Extracted records

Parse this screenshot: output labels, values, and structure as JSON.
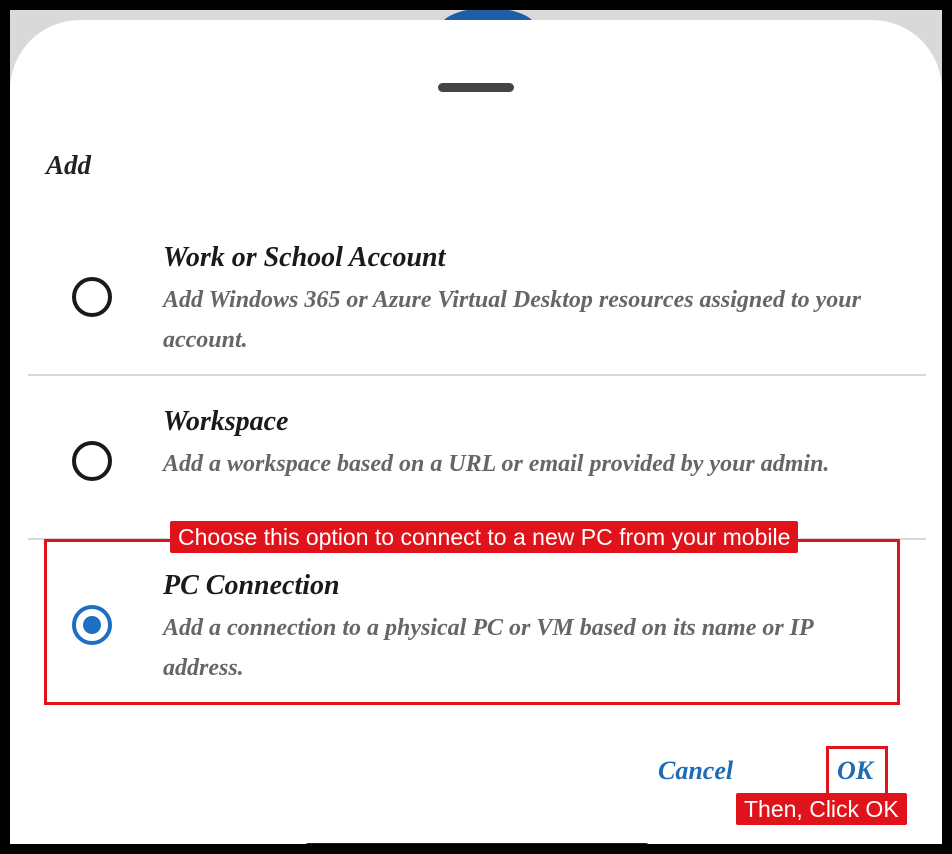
{
  "dialog": {
    "title": "Add",
    "options": [
      {
        "title": "Work or School Account",
        "description": "Add Windows 365 or Azure Virtual Desktop resources assigned to your account.",
        "selected": false
      },
      {
        "title": "Workspace",
        "description": "Add a workspace based on a URL or email provided by your admin.",
        "selected": false
      },
      {
        "title": "PC Connection",
        "description": "Add a connection to a physical PC or VM based on its name or IP address.",
        "selected": true
      }
    ],
    "cancel_label": "Cancel",
    "ok_label": "OK"
  },
  "annotations": {
    "option_callout": "Choose this option to connect to a new PC from your mobile",
    "ok_callout": "Then, Click OK",
    "highlight_color": "#e0131a"
  },
  "colors": {
    "accent": "#1e6fc2",
    "button_text": "#1f6cb3"
  }
}
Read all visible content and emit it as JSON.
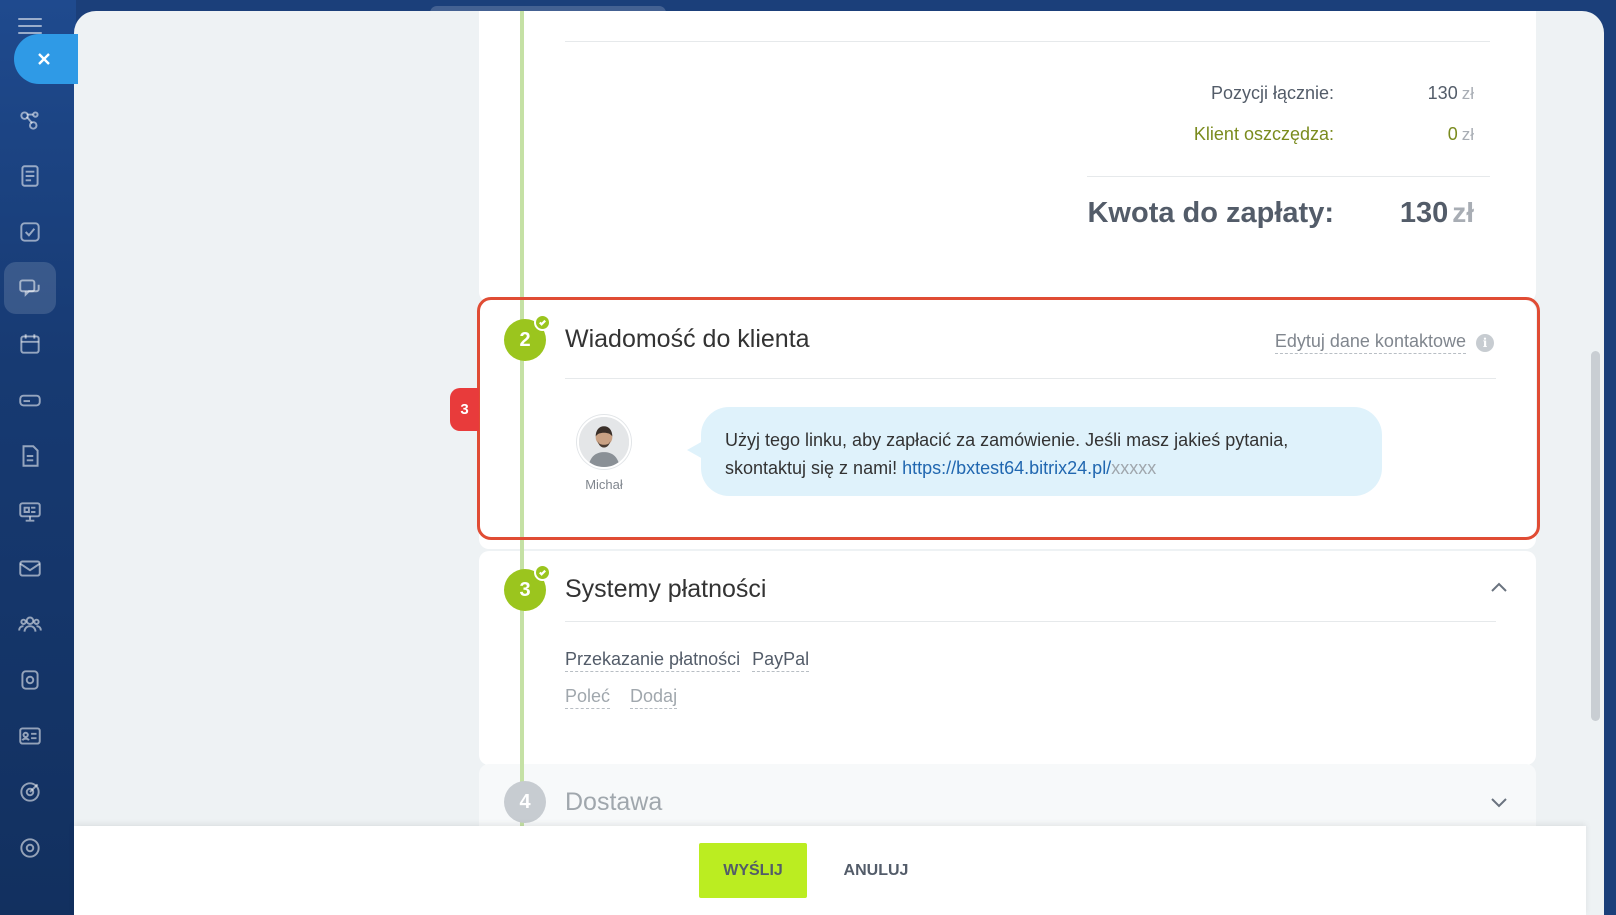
{
  "totals": {
    "positions_label": "Pozycji łącznie:",
    "positions_value": "130",
    "positions_currency": "zł",
    "savings_label": "Klient oszczędza:",
    "savings_value": "0",
    "savings_currency": "zł",
    "total_label": "Kwota do zapłaty:",
    "total_value": "130",
    "total_currency": "zł"
  },
  "message_section": {
    "step_number": "2",
    "title": "Wiadomość do klienta",
    "edit_contacts": "Edytuj dane kontaktowe",
    "sender_name": "Michał",
    "message_text": "Użyj tego linku, aby zapłacić za zamówienie. Jeśli masz jakieś pytania, skontaktuj się z nami! ",
    "link_text": "https://bxtest64.bitrix24.pl/",
    "link_mask": "xxxxx"
  },
  "annotation": {
    "badge": "3"
  },
  "payment_section": {
    "step_number": "3",
    "title": "Systemy płatności",
    "transfer_label": "Przekazanie płatności",
    "provider": "PayPal",
    "recommend": "Poleć",
    "add": "Dodaj"
  },
  "delivery_section": {
    "step_number": "4",
    "title": "Dostawa"
  },
  "footer": {
    "send_label": "WYŚLIJ",
    "cancel_label": "ANULUJ"
  },
  "colors": {
    "accent_green": "#9bc51e",
    "send_button": "#bbed21",
    "highlight_red": "#e04c34",
    "bubble_blue": "#dff2fb"
  }
}
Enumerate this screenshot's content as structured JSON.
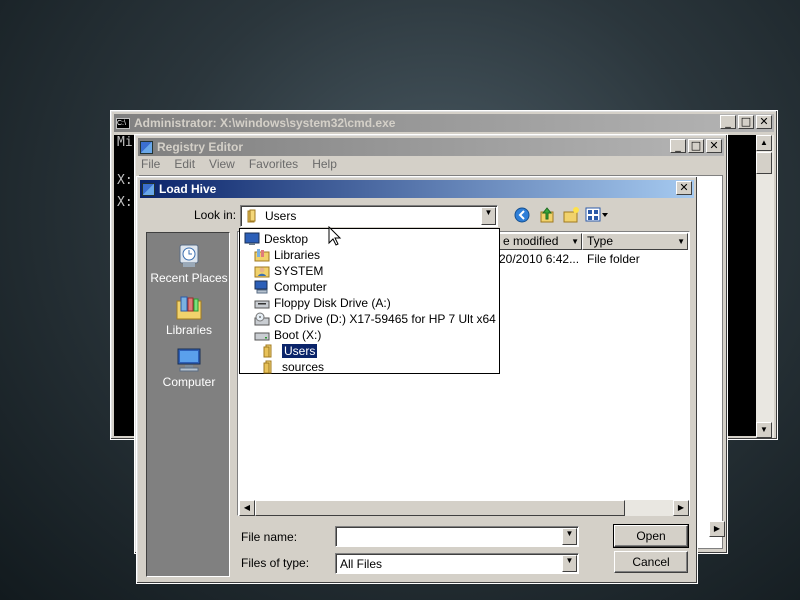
{
  "cmd": {
    "title": "Administrator: X:\\windows\\system32\\cmd.exe",
    "lines": [
      "Mi",
      "X:",
      "X:"
    ]
  },
  "regedit": {
    "title": "Registry Editor",
    "menu": [
      "File",
      "Edit",
      "View",
      "Favorites",
      "Help"
    ]
  },
  "dialog": {
    "title": "Load Hive",
    "look_in_label": "Look in:",
    "look_in_value": "Users",
    "places": [
      "Recent Places",
      "Libraries",
      "Computer"
    ],
    "columns": [
      "e modified",
      "Type"
    ],
    "rows": [
      {
        "modified": "20/2010 6:42...",
        "type": "File folder"
      }
    ],
    "tree": [
      {
        "label": "Desktop",
        "icon": "desktop-icon",
        "level": 0
      },
      {
        "label": "Libraries",
        "icon": "libraries-icon",
        "level": 1
      },
      {
        "label": "SYSTEM",
        "icon": "user-icon",
        "level": 1
      },
      {
        "label": "Computer",
        "icon": "computer-icon",
        "level": 1
      },
      {
        "label": "Floppy Disk Drive (A:)",
        "icon": "floppy-drive-icon",
        "level": 2
      },
      {
        "label": "CD Drive (D:) X17-59465 for HP 7 Ult x64",
        "icon": "cd-drive-icon",
        "level": 2
      },
      {
        "label": "Boot (X:)",
        "icon": "hard-drive-icon",
        "level": 2
      },
      {
        "label": "Users",
        "icon": "folder-icon",
        "level": 3,
        "selected": true
      },
      {
        "label": "sources",
        "icon": "folder-icon",
        "level": 3
      }
    ],
    "file_name_label": "File name:",
    "file_name_value": "",
    "files_of_type_label": "Files of type:",
    "files_of_type_value": "All Files",
    "open_label": "Open",
    "cancel_label": "Cancel"
  },
  "colors": {
    "selection": "#0a246a",
    "dialog_face": "#d4d0c8",
    "places_bar": "#808080"
  }
}
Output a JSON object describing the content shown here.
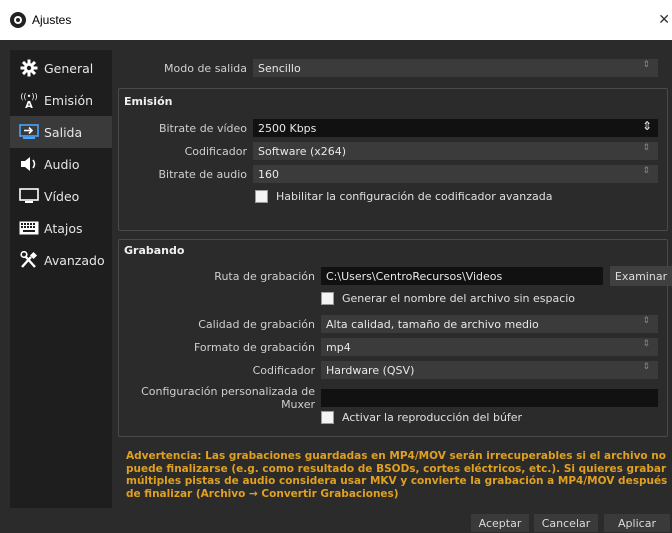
{
  "window": {
    "title": "Ajustes",
    "close": "✕"
  },
  "sidebar": {
    "items": [
      {
        "label": "General",
        "icon": "gear-icon"
      },
      {
        "label": "Emisión",
        "icon": "broadcast-icon"
      },
      {
        "label": "Salida",
        "icon": "output-icon"
      },
      {
        "label": "Audio",
        "icon": "speaker-icon"
      },
      {
        "label": "Vídeo",
        "icon": "monitor-icon"
      },
      {
        "label": "Atajos",
        "icon": "keyboard-icon"
      },
      {
        "label": "Avanzado",
        "icon": "tools-icon"
      }
    ],
    "active": "Salida"
  },
  "output": {
    "mode_label": "Modo de salida",
    "mode_value": "Sencillo"
  },
  "streaming": {
    "title": "Emisión",
    "video_bitrate_label": "Bitrate de vídeo",
    "video_bitrate_value": "2500 Kbps",
    "encoder_label": "Codificador",
    "encoder_value": "Software (x264)",
    "audio_bitrate_label": "Bitrate de audio",
    "audio_bitrate_value": "160",
    "advanced_label": "Habilitar la configuración de codificador avanzada"
  },
  "recording": {
    "title": "Grabando",
    "path_label": "Ruta de grabación",
    "path_value": "C:\\Users\\CentroRecursos\\Videos",
    "browse_label": "Examinar",
    "nospace_label": "Generar el nombre del archivo sin espacio",
    "quality_label": "Calidad de grabación",
    "quality_value": "Alta calidad, tamaño de archivo medio",
    "format_label": "Formato de grabación",
    "format_value": "mp4",
    "encoder_label": "Codificador",
    "encoder_value": "Hardware (QSV)",
    "muxer_label": "Configuración personalizada de Muxer",
    "muxer_value": "",
    "replay_label": "Activar la reproducción del búfer"
  },
  "warning": "Advertencia: Las grabaciones guardadas en MP4/MOV serán irrecuperables si el archivo no puede finalizarse (e.g. como resultado de BSODs, cortes eléctricos, etc.). Si quieres grabar múltiples pistas de audio considera usar MKV y convierte la grabación a MP4/MOV después de finalizar (Archivo → Convertir Grabaciones)",
  "footer": {
    "accept": "Aceptar",
    "cancel": "Cancelar",
    "apply": "Aplicar"
  },
  "colors": {
    "background": "#2b2b2b",
    "sidebar": "#1e1e1e",
    "warning": "#e0a020"
  }
}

▸ **Set problem**
Each record above should come back exactly the same, only without its pictures.

▸ **Worked answer**
Parse this screenshot: output labels, values, and structure as JSON.
{
  "dialog": {
    "title": "Add",
    "options": [
      {
        "title": "Work or School Account",
        "description": "Add Windows 365 or Azure Virtual Desktop resources assigned to your account.",
        "selected": false
      },
      {
        "title": "Workspace",
        "description": "Add a workspace based on a URL or email provided by your admin.",
        "selected": false
      },
      {
        "title": "PC Connection",
        "description": "Add a connection to a physical PC or VM based on its name or IP address.",
        "selected": true
      }
    ],
    "cancel_label": "Cancel",
    "ok_label": "OK"
  },
  "annotations": {
    "option_callout": "Choose this option to connect to a new PC from your mobile",
    "ok_callout": "Then, Click OK",
    "highlight_color": "#e0131a"
  },
  "colors": {
    "accent": "#1e6fc2",
    "button_text": "#1f6cb3"
  }
}
Read all visible content and emit it as JSON.
{
  "totals": {
    "positions_label": "Pozycji łącznie:",
    "positions_value": "130",
    "positions_currency": "zł",
    "savings_label": "Klient oszczędza:",
    "savings_value": "0",
    "savings_currency": "zł",
    "total_label": "Kwota do zapłaty:",
    "total_value": "130",
    "total_currency": "zł"
  },
  "message_section": {
    "step_number": "2",
    "title": "Wiadomość do klienta",
    "edit_contacts": "Edytuj dane kontaktowe",
    "sender_name": "Michał",
    "message_text": "Użyj tego linku, aby zapłacić za zamówienie. Jeśli masz jakieś pytania, skontaktuj się z nami! ",
    "link_text": "https://bxtest64.bitrix24.pl/",
    "link_mask": "xxxxx"
  },
  "annotation": {
    "badge": "3"
  },
  "payment_section": {
    "step_number": "3",
    "title": "Systemy płatności",
    "transfer_label": "Przekazanie płatności",
    "provider": "PayPal",
    "recommend": "Poleć",
    "add": "Dodaj"
  },
  "delivery_section": {
    "step_number": "4",
    "title": "Dostawa"
  },
  "footer": {
    "send_label": "WYŚLIJ",
    "cancel_label": "ANULUJ"
  },
  "colors": {
    "accent_green": "#9bc51e",
    "send_button": "#bbed21",
    "highlight_red": "#e04c34",
    "bubble_blue": "#dff2fb"
  }
}
Enumerate this screenshot's content as structured JSON.
{
  "cmd": {
    "title": "Administrator: X:\\windows\\system32\\cmd.exe",
    "lines": [
      "Mi",
      "X:",
      "X:"
    ]
  },
  "regedit": {
    "title": "Registry Editor",
    "menu": [
      "File",
      "Edit",
      "View",
      "Favorites",
      "Help"
    ]
  },
  "dialog": {
    "title": "Load Hive",
    "look_in_label": "Look in:",
    "look_in_value": "Users",
    "places": [
      "Recent Places",
      "Libraries",
      "Computer"
    ],
    "columns": [
      "e modified",
      "Type"
    ],
    "rows": [
      {
        "modified": "20/2010 6:42...",
        "type": "File folder"
      }
    ],
    "tree": [
      {
        "label": "Desktop",
        "icon": "desktop-icon",
        "level": 0
      },
      {
        "label": "Libraries",
        "icon": "libraries-icon",
        "level": 1
      },
      {
        "label": "SYSTEM",
        "icon": "user-icon",
        "level": 1
      },
      {
        "label": "Computer",
        "icon": "computer-icon",
        "level": 1
      },
      {
        "label": "Floppy Disk Drive (A:)",
        "icon": "floppy-drive-icon",
        "level": 2
      },
      {
        "label": "CD Drive (D:) X17-59465 for HP 7 Ult x64",
        "icon": "cd-drive-icon",
        "level": 2
      },
      {
        "label": "Boot (X:)",
        "icon": "hard-drive-icon",
        "level": 2
      },
      {
        "label": "Users",
        "icon": "folder-icon",
        "level": 3,
        "selected": true
      },
      {
        "label": "sources",
        "icon": "folder-icon",
        "level": 3
      }
    ],
    "file_name_label": "File name:",
    "file_name_value": "",
    "files_of_type_label": "Files of type:",
    "files_of_type_value": "All Files",
    "open_label": "Open",
    "cancel_label": "Cancel"
  },
  "colors": {
    "selection": "#0a246a",
    "dialog_face": "#d4d0c8",
    "places_bar": "#808080"
  }
}
Output a JSON object describing the content shown here.
{
  "window": {
    "title": "Ajustes",
    "close": "✕"
  },
  "sidebar": {
    "items": [
      {
        "label": "General",
        "icon": "gear-icon"
      },
      {
        "label": "Emisión",
        "icon": "broadcast-icon"
      },
      {
        "label": "Salida",
        "icon": "output-icon"
      },
      {
        "label": "Audio",
        "icon": "speaker-icon"
      },
      {
        "label": "Vídeo",
        "icon": "monitor-icon"
      },
      {
        "label": "Atajos",
        "icon": "keyboard-icon"
      },
      {
        "label": "Avanzado",
        "icon": "tools-icon"
      }
    ],
    "active": "Salida"
  },
  "output": {
    "mode_label": "Modo de salida",
    "mode_value": "Sencillo"
  },
  "streaming": {
    "title": "Emisión",
    "video_bitrate_label": "Bitrate de vídeo",
    "video_bitrate_value": "2500 Kbps",
    "encoder_label": "Codificador",
    "encoder_value": "Software (x264)",
    "audio_bitrate_label": "Bitrate de audio",
    "audio_bitrate_value": "160",
    "advanced_label": "Habilitar la configuración de codificador avanzada"
  },
  "recording": {
    "title": "Grabando",
    "path_label": "Ruta de grabación",
    "path_value": "C:\\Users\\CentroRecursos\\Videos",
    "browse_label": "Examinar",
    "nospace_label": "Generar el nombre del archivo sin espacio",
    "quality_label": "Calidad de grabación",
    "quality_value": "Alta calidad, tamaño de archivo medio",
    "format_label": "Formato de grabación",
    "format_value": "mp4",
    "encoder_label": "Codificador",
    "encoder_value": "Hardware (QSV)",
    "muxer_label": "Configuración personalizada de Muxer",
    "muxer_value": "",
    "replay_label": "Activar la reproducción del búfer"
  },
  "warning": "Advertencia: Las grabaciones guardadas en MP4/MOV serán irrecuperables si el archivo no puede finalizarse (e.g. como resultado de BSODs, cortes eléctricos, etc.). Si quieres grabar múltiples pistas de audio considera usar MKV y convierte la grabación a MP4/MOV después de finalizar (Archivo → Convertir Grabaciones)",
  "footer": {
    "accept": "Aceptar",
    "cancel": "Cancelar",
    "apply": "Aplicar"
  },
  "colors": {
    "background": "#2b2b2b",
    "sidebar": "#1e1e1e",
    "warning": "#e0a020"
  }
}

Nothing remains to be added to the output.